• **AIM**
Write out the whole listing word for word.

Stored data entries:
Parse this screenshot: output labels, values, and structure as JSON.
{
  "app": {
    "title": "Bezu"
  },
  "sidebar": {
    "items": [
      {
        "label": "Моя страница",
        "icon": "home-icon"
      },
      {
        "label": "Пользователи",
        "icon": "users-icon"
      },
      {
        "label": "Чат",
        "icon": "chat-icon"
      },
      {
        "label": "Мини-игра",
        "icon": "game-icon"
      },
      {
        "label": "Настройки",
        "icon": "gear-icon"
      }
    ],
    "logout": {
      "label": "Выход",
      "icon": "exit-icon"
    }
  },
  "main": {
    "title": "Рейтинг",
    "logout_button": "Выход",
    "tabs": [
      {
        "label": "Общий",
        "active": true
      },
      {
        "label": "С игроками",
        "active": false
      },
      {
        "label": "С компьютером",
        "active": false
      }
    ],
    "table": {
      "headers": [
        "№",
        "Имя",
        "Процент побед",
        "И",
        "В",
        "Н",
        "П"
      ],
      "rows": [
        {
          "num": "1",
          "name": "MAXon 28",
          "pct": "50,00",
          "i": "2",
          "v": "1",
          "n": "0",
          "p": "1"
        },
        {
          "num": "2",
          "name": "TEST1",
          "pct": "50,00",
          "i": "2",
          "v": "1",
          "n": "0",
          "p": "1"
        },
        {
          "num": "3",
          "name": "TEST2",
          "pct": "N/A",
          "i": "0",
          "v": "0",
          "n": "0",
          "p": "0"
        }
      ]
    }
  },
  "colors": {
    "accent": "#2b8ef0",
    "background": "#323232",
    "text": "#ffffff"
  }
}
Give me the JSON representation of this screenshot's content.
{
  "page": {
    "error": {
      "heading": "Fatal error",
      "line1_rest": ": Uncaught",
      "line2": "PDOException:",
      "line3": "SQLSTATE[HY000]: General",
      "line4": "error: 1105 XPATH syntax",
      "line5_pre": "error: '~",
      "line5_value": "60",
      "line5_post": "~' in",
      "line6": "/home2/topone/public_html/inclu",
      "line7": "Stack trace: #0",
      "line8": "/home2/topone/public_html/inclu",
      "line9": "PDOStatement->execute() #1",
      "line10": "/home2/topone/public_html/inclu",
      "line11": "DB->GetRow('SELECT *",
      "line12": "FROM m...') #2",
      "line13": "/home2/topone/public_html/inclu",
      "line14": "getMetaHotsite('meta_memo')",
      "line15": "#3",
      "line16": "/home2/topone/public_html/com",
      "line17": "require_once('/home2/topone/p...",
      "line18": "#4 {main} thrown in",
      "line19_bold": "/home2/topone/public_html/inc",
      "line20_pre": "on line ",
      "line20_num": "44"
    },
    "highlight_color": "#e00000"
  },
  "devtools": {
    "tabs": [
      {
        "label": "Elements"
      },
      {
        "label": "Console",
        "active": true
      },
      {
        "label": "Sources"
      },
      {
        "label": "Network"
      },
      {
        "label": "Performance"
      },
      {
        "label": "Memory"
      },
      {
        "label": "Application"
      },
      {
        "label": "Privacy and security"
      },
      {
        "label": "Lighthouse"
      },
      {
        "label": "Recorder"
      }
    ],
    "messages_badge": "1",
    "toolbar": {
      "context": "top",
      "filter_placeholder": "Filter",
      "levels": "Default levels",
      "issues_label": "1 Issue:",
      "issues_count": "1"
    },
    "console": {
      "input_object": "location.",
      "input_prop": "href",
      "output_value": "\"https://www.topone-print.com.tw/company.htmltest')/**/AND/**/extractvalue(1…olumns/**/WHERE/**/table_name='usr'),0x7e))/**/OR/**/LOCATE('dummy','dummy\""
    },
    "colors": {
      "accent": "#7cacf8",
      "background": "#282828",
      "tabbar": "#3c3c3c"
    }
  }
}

• **COMPLETED EXERCISE**
Parse this screenshot: output labels, values, and structure as JSON.
{
  "app": {
    "title": "Bezu"
  },
  "sidebar": {
    "items": [
      {
        "label": "Моя страница",
        "icon": "home-icon"
      },
      {
        "label": "Пользователи",
        "icon": "users-icon"
      },
      {
        "label": "Чат",
        "icon": "chat-icon"
      },
      {
        "label": "Мини-игра",
        "icon": "game-icon"
      },
      {
        "label": "Настройки",
        "icon": "gear-icon"
      }
    ],
    "logout": {
      "label": "Выход",
      "icon": "exit-icon"
    }
  },
  "main": {
    "title": "Рейтинг",
    "logout_button": "Выход",
    "tabs": [
      {
        "label": "Общий",
        "active": true
      },
      {
        "label": "С игроками",
        "active": false
      },
      {
        "label": "С компьютером",
        "active": false
      }
    ],
    "table": {
      "headers": [
        "№",
        "Имя",
        "Процент побед",
        "И",
        "В",
        "Н",
        "П"
      ],
      "rows": [
        {
          "num": "1",
          "name": "MAXon 28",
          "pct": "50,00",
          "i": "2",
          "v": "1",
          "n": "0",
          "p": "1"
        },
        {
          "num": "2",
          "name": "TEST1",
          "pct": "50,00",
          "i": "2",
          "v": "1",
          "n": "0",
          "p": "1"
        },
        {
          "num": "3",
          "name": "TEST2",
          "pct": "N/A",
          "i": "0",
          "v": "0",
          "n": "0",
          "p": "0"
        }
      ]
    }
  },
  "colors": {
    "accent": "#2b8ef0",
    "background": "#323232",
    "text": "#ffffff"
  }
}
Give me the JSON representation of this screenshot's content.
{
  "page": {
    "error": {
      "heading": "Fatal error",
      "line1_rest": ": Uncaught",
      "line2": "PDOException:",
      "line3": "SQLSTATE[HY000]: General",
      "line4": "error: 1105 XPATH syntax",
      "line5_pre": "error: '~",
      "line5_value": "60",
      "line5_post": "~' in",
      "line6": "/home2/topone/public_html/inclu",
      "line7": "Stack trace: #0",
      "line8": "/home2/topone/public_html/inclu",
      "line9": "PDOStatement->execute() #1",
      "line10": "/home2/topone/public_html/inclu",
      "line11": "DB->GetRow('SELECT *",
      "line12": "FROM m...') #2",
      "line13": "/home2/topone/public_html/inclu",
      "line14": "getMetaHotsite('meta_memo')",
      "line15": "#3",
      "line16": "/home2/topone/public_html/com",
      "line17": "require_once('/home2/topone/p...",
      "line18": "#4 {main} thrown in",
      "line19_bold": "/home2/topone/public_html/inc",
      "line20_pre": "on line ",
      "line20_num": "44"
    },
    "highlight_color": "#e00000"
  },
  "devtools": {
    "tabs": [
      {
        "label": "Elements"
      },
      {
        "label": "Console",
        "active": true
      },
      {
        "label": "Sources"
      },
      {
        "label": "Network"
      },
      {
        "label": "Performance"
      },
      {
        "label": "Memory"
      },
      {
        "label": "Application"
      },
      {
        "label": "Privacy and security"
      },
      {
        "label": "Lighthouse"
      },
      {
        "label": "Recorder"
      }
    ],
    "messages_badge": "1",
    "toolbar": {
      "context": "top",
      "filter_placeholder": "Filter",
      "levels": "Default levels",
      "issues_label": "1 Issue:",
      "issues_count": "1"
    },
    "console": {
      "input_object": "location.",
      "input_prop": "href",
      "output_value": "\"https://www.topone-print.com.tw/company.htmltest')/**/AND/**/extractvalue(1…olumns/**/WHERE/**/table_name='usr'),0x7e))/**/OR/**/LOCATE('dummy','dummy\""
    },
    "colors": {
      "accent": "#7cacf8",
      "background": "#282828",
      "tabbar": "#3c3c3c"
    }
  }
}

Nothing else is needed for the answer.